### Records for the exercise
BEGIN

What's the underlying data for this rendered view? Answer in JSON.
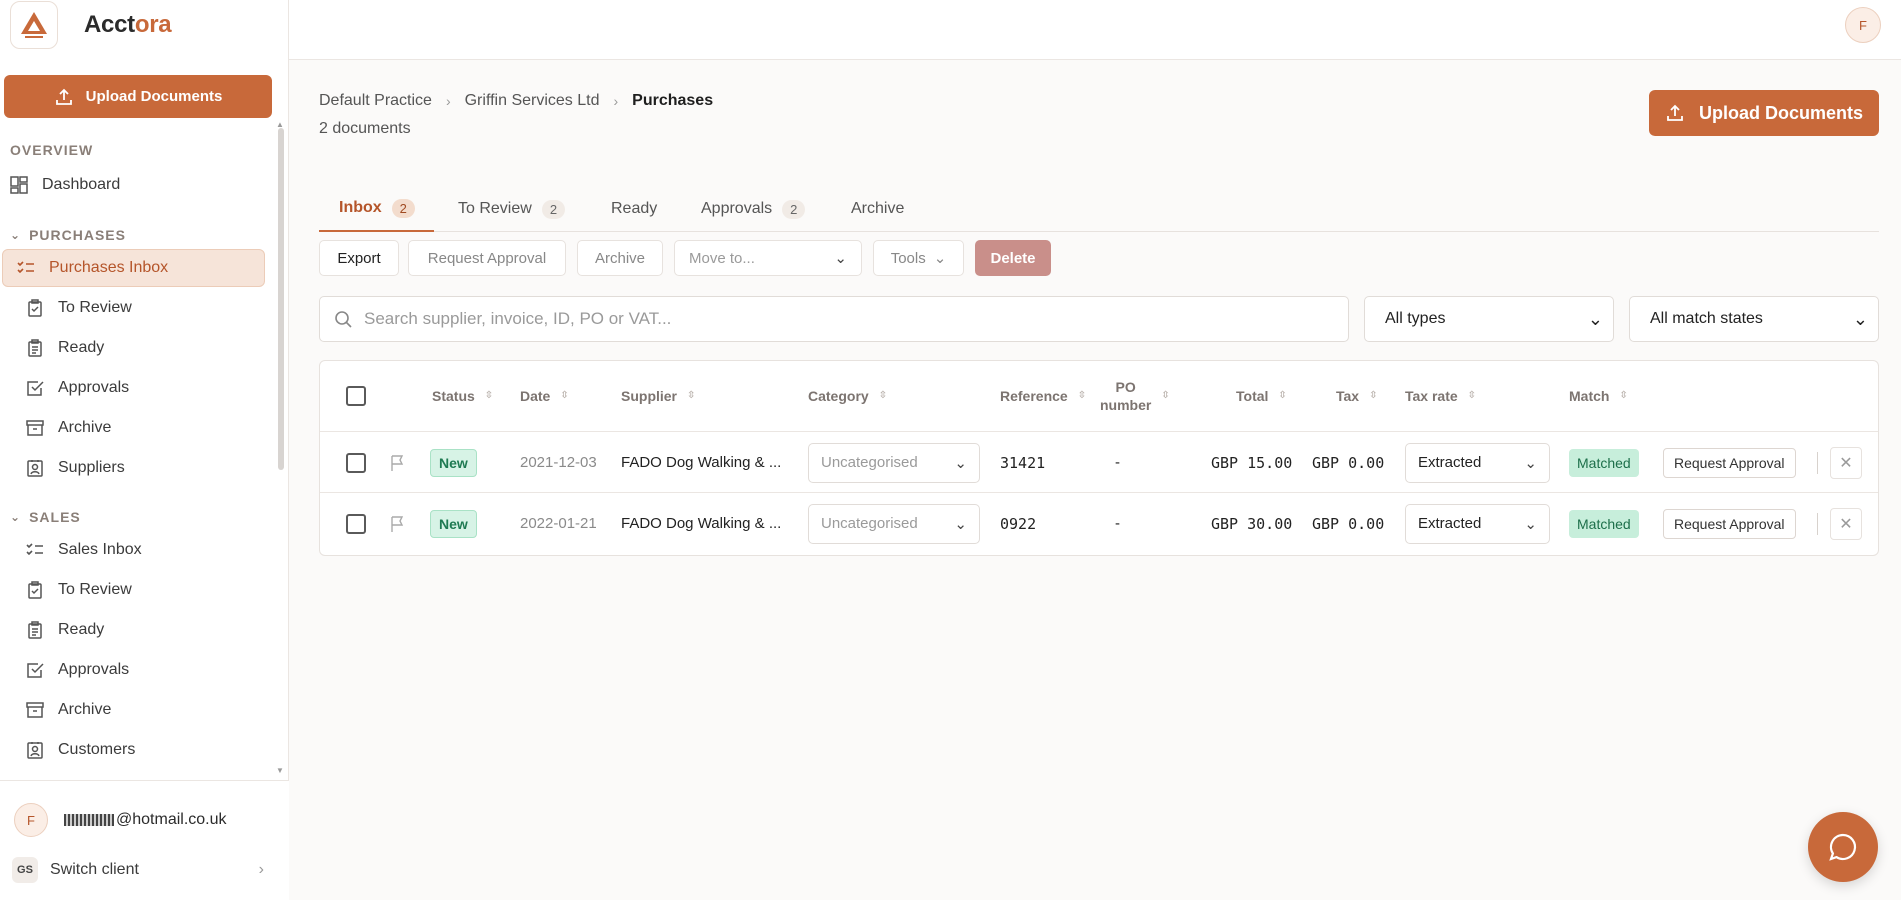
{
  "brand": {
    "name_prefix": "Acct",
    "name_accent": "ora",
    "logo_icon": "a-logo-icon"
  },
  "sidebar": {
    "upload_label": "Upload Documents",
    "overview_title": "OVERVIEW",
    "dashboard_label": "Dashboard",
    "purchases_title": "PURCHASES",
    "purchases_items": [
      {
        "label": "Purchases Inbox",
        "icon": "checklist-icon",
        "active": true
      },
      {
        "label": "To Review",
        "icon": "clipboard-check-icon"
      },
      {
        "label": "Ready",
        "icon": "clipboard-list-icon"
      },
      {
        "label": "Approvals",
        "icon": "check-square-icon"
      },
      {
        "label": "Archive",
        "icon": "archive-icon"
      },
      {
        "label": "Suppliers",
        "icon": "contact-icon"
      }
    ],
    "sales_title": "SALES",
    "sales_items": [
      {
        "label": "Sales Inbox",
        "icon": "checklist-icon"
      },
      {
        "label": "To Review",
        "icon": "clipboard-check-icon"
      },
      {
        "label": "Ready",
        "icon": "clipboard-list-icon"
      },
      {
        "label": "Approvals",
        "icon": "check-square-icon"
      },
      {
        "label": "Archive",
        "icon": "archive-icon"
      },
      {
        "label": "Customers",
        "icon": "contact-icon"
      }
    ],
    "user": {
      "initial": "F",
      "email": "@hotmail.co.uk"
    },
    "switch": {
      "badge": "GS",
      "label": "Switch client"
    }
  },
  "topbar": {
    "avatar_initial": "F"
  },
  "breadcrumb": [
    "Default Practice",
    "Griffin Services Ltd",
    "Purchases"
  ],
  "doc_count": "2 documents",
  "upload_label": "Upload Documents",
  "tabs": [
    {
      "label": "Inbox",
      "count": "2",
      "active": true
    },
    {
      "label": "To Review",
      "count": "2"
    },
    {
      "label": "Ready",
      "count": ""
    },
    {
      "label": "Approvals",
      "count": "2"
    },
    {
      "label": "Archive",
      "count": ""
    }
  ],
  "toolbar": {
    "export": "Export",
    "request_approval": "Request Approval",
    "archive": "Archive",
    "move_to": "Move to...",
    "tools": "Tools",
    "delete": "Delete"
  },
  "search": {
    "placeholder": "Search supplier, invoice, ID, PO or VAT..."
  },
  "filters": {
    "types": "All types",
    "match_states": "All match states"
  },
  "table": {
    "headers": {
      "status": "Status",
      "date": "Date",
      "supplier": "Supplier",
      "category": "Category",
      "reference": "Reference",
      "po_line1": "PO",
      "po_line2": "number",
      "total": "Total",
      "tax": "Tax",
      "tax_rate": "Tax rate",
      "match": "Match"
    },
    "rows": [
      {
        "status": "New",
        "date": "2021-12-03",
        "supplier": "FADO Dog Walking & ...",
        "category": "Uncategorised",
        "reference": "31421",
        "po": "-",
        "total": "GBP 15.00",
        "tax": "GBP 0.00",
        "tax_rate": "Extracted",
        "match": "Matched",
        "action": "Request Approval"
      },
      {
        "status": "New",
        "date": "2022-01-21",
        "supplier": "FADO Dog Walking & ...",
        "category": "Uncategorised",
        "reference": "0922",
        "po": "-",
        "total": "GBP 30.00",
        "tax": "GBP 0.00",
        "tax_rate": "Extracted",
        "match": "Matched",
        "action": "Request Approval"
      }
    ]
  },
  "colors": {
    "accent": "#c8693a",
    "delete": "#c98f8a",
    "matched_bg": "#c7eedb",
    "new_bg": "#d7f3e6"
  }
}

END
BEGIN

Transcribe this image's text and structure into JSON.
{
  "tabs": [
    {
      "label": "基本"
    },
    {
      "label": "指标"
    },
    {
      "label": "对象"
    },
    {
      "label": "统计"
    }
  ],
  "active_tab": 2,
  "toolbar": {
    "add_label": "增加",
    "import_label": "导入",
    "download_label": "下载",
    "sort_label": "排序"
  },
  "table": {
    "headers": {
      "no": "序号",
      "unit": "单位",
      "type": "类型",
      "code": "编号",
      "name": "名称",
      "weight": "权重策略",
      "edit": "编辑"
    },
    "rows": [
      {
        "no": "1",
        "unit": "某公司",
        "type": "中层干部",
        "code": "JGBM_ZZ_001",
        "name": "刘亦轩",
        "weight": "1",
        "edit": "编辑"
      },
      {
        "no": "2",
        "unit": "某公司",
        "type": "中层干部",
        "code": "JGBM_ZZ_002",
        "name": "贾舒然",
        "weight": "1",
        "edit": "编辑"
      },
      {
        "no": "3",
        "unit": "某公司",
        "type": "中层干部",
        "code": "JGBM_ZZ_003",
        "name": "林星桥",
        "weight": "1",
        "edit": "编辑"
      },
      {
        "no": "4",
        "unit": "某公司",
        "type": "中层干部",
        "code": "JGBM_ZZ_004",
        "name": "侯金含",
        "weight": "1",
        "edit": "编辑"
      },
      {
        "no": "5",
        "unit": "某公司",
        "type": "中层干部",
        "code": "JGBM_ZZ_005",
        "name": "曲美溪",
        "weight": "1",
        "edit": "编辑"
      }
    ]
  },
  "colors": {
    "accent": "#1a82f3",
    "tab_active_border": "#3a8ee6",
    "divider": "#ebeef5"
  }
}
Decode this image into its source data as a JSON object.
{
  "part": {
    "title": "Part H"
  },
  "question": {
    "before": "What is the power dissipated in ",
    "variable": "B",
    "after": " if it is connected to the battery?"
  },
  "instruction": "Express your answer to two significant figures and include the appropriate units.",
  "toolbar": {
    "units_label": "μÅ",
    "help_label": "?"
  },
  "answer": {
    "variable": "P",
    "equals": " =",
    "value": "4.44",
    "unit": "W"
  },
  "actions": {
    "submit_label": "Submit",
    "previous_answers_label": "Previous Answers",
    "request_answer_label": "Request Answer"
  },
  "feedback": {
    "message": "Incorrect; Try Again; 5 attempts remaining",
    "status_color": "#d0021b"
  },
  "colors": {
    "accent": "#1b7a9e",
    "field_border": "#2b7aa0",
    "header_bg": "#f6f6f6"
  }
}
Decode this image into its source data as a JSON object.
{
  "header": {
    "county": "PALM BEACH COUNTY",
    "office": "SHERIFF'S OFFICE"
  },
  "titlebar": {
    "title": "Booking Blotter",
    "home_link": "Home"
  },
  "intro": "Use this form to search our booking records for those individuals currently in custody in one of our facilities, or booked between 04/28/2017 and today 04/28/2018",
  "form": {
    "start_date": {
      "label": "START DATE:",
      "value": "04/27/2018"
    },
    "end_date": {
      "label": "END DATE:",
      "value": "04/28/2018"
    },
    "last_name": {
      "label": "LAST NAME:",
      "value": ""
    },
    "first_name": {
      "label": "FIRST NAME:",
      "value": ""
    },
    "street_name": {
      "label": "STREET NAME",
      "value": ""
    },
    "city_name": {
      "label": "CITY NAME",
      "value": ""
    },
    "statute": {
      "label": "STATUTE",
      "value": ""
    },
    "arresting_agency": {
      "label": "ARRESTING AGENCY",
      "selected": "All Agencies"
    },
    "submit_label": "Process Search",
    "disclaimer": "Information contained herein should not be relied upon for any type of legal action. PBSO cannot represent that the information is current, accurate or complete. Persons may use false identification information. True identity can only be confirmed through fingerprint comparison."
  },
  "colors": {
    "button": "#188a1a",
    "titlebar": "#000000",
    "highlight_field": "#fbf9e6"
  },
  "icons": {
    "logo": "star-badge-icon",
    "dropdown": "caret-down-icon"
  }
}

END

### Objective
From the data above, copy each line where the string "What" appears.

### Answer below
What's the underlying data for this rendered view? Answer in JSON.
    "before": "What is the power dissipated in ",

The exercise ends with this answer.